▶ _EXERCISE PROMPT_
Omit every picture and return the rest of the data unaltered.

▶ _GIVEN DATA_
*-*-*

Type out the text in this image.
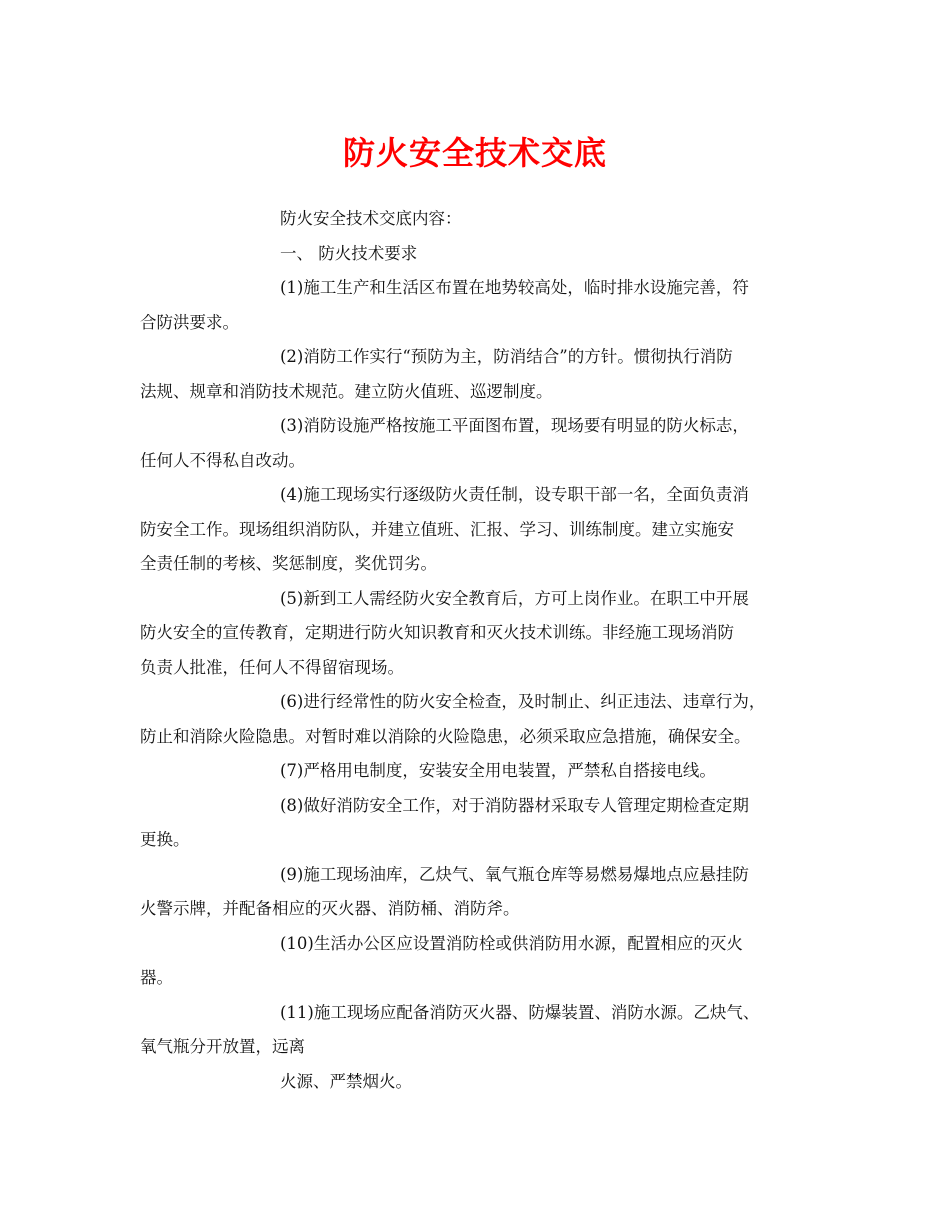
防火安全技术交底
防火安全技术交底内容：
一、 防火技术要求
(1)施工生产和生活区布置在地势较高处，临时排水设施完善，符
合防洪要求。
(2)消防工作实行“预防为主，防消结合”的方针。惯彻执行消防
法规、规章和消防技术规范。建立防火值班、巡逻制度。
(3)消防设施严格按施工平面图布置，现场要有明显的防火标志，
任何人不得私自改动。
(4)施工现场实行逐级防火责任制，设专职干部一名，全面负责消
防安全工作。现场组织消防队，并建立值班、汇报、学习、训练制度。建立实施安
全责任制的考核、奖惩制度，奖优罚劣。
(5)新到工人需经防火安全教育后，方可上岗作业。在职工中开展
防火安全的宣传教育，定期进行防火知识教育和灭火技术训练。非经施工现场消防
负责人批准，任何人不得留宿现场。
(6)进行经常性的防火安全检查，及时制止、纠正违法、违章行为，
防止和消除火险隐患。对暂时难以消除的火险隐患，必须采取应急措施，确保安全。
(7)严格用电制度，安装安全用电装置，严禁私自搭接电线。
(8)做好消防安全工作，对于消防器材采取专人管理定期检查定期
更换。
(9)施工现场油库，乙炔气、氧气瓶仓库等易燃易爆地点应悬挂防
火警示牌，并配备相应的灭火器、消防桶、消防斧。
(10)生活办公区应设置消防栓或供消防用水源，配置相应的灭火
器。
(11)施工现场应配备消防灭火器、防爆装置、消防水源。乙炔气、
氧气瓶分开放置，远离
火源、严禁烟火。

*-*-*

▶ _ANSWER FOR THE TASK_
Type out the text in this image.
防火安全技术交底
防火安全技术交底内容：
一、 防火技术要求
(1)施工生产和生活区布置在地势较高处，临时排水设施完善，符
合防洪要求。
(2)消防工作实行“预防为主，防消结合”的方针。惯彻执行消防
法规、规章和消防技术规范。建立防火值班、巡逻制度。
(3)消防设施严格按施工平面图布置，现场要有明显的防火标志，
任何人不得私自改动。
(4)施工现场实行逐级防火责任制，设专职干部一名，全面负责消
防安全工作。现场组织消防队，并建立值班、汇报、学习、训练制度。建立实施安
全责任制的考核、奖惩制度，奖优罚劣。
(5)新到工人需经防火安全教育后，方可上岗作业。在职工中开展
防火安全的宣传教育，定期进行防火知识教育和灭火技术训练。非经施工现场消防
负责人批准，任何人不得留宿现场。
(6)进行经常性的防火安全检查，及时制止、纠正违法、违章行为，
防止和消除火险隐患。对暂时难以消除的火险隐患，必须采取应急措施，确保安全。
(7)严格用电制度，安装安全用电装置，严禁私自搭接电线。
(8)做好消防安全工作，对于消防器材采取专人管理定期检查定期
更换。
(9)施工现场油库，乙炔气、氧气瓶仓库等易燃易爆地点应悬挂防
火警示牌，并配备相应的灭火器、消防桶、消防斧。
(10)生活办公区应设置消防栓或供消防用水源，配置相应的灭火
器。
(11)施工现场应配备消防灭火器、防爆装置、消防水源。乙炔气、
氧气瓶分开放置，远离
火源、严禁烟火。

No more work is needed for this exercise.